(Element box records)
* * * * * * * * *

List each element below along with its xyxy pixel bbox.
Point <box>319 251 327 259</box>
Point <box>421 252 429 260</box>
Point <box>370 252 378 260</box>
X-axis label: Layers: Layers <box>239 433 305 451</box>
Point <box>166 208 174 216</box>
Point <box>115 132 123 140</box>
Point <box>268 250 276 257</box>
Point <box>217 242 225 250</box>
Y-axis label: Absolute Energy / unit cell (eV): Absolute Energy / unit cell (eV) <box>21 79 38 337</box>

* * * * * * * * *

REQUIRED WORK :: Retype every line of the entries above, keeping each one identical to how it appears.

FULL ANSWER ::
List each element below along with its xyxy pixel bbox.
Point <box>319 251 327 259</box>
Point <box>421 252 429 260</box>
Point <box>370 252 378 260</box>
X-axis label: Layers: Layers <box>239 433 305 451</box>
Point <box>166 208 174 216</box>
Point <box>115 132 123 140</box>
Point <box>268 250 276 257</box>
Point <box>217 242 225 250</box>
Y-axis label: Absolute Energy / unit cell (eV): Absolute Energy / unit cell (eV) <box>21 79 38 337</box>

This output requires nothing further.